LISTED RECORDS:
====

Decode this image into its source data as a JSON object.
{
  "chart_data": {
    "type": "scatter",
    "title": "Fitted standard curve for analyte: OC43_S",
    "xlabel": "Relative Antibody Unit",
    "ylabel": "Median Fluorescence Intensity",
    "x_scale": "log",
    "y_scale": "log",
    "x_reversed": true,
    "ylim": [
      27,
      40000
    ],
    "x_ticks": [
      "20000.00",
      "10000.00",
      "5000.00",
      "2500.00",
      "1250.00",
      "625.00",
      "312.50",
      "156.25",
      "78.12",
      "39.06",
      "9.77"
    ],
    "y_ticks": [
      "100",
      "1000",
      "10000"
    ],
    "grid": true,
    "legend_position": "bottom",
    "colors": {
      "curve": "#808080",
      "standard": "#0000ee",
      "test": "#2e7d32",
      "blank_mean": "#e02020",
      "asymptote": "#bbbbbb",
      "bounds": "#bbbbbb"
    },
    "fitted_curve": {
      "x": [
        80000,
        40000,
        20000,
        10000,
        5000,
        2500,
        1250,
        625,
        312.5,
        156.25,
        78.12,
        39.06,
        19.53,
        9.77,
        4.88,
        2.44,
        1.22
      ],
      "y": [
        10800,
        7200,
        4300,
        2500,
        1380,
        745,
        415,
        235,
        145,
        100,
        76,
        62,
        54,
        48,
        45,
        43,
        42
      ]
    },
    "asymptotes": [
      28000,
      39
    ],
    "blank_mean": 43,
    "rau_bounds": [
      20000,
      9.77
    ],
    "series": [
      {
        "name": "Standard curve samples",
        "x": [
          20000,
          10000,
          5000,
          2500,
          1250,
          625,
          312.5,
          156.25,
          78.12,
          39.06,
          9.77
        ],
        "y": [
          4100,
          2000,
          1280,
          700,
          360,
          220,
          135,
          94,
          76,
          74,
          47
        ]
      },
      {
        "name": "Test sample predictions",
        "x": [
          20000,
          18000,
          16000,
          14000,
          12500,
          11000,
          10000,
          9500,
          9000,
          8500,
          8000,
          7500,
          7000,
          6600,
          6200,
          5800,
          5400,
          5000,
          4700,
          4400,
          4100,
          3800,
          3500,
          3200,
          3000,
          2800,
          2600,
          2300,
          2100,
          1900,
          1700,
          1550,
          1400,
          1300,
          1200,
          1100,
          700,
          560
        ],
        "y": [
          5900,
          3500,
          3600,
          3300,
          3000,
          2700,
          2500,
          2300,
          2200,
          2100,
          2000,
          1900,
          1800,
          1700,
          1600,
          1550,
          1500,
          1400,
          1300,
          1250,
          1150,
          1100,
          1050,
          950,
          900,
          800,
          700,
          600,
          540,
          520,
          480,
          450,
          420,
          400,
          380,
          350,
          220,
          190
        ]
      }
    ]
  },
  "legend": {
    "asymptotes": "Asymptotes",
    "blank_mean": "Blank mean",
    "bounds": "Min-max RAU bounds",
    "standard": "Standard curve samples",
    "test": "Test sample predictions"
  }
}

====

REQUIRED WORK:
All records must be transcribed exactly, with none left out.

RESULT BELOW:
Decode this image into its source data as a JSON object.
{
  "chart_data": {
    "type": "scatter",
    "title": "Fitted standard curve for analyte: OC43_S",
    "xlabel": "Relative Antibody Unit",
    "ylabel": "Median Fluorescence Intensity",
    "x_scale": "log",
    "y_scale": "log",
    "x_reversed": true,
    "ylim": [
      27,
      40000
    ],
    "x_ticks": [
      "20000.00",
      "10000.00",
      "5000.00",
      "2500.00",
      "1250.00",
      "625.00",
      "312.50",
      "156.25",
      "78.12",
      "39.06",
      "9.77"
    ],
    "y_ticks": [
      "100",
      "1000",
      "10000"
    ],
    "grid": true,
    "legend_position": "bottom",
    "colors": {
      "curve": "#808080",
      "standard": "#0000ee",
      "test": "#2e7d32",
      "blank_mean": "#e02020",
      "asymptote": "#bbbbbb",
      "bounds": "#bbbbbb"
    },
    "fitted_curve": {
      "x": [
        80000,
        40000,
        20000,
        10000,
        5000,
        2500,
        1250,
        625,
        312.5,
        156.25,
        78.12,
        39.06,
        19.53,
        9.77,
        4.88,
        2.44,
        1.22
      ],
      "y": [
        10800,
        7200,
        4300,
        2500,
        1380,
        745,
        415,
        235,
        145,
        100,
        76,
        62,
        54,
        48,
        45,
        43,
        42
      ]
    },
    "asymptotes": [
      28000,
      39
    ],
    "blank_mean": 43,
    "rau_bounds": [
      20000,
      9.77
    ],
    "series": [
      {
        "name": "Standard curve samples",
        "x": [
          20000,
          10000,
          5000,
          2500,
          1250,
          625,
          312.5,
          156.25,
          78.12,
          39.06,
          9.77
        ],
        "y": [
          4100,
          2000,
          1280,
          700,
          360,
          220,
          135,
          94,
          76,
          74,
          47
        ]
      },
      {
        "name": "Test sample predictions",
        "x": [
          20000,
          18000,
          16000,
          14000,
          12500,
          11000,
          10000,
          9500,
          9000,
          8500,
          8000,
          7500,
          7000,
          6600,
          6200,
          5800,
          5400,
          5000,
          4700,
          4400,
          4100,
          3800,
          3500,
          3200,
          3000,
          2800,
          2600,
          2300,
          2100,
          1900,
          1700,
          1550,
          1400,
          1300,
          1200,
          1100,
          700,
          560
        ],
        "y": [
          5900,
          3500,
          3600,
          3300,
          3000,
          2700,
          2500,
          2300,
          2200,
          2100,
          2000,
          1900,
          1800,
          1700,
          1600,
          1550,
          1500,
          1400,
          1300,
          1250,
          1150,
          1100,
          1050,
          950,
          900,
          800,
          700,
          600,
          540,
          520,
          480,
          450,
          420,
          400,
          380,
          350,
          220,
          190
        ]
      }
    ]
  },
  "legend": {
    "asymptotes": "Asymptotes",
    "blank_mean": "Blank mean",
    "bounds": "Min-max RAU bounds",
    "standard": "Standard curve samples",
    "test": "Test sample predictions"
  }
}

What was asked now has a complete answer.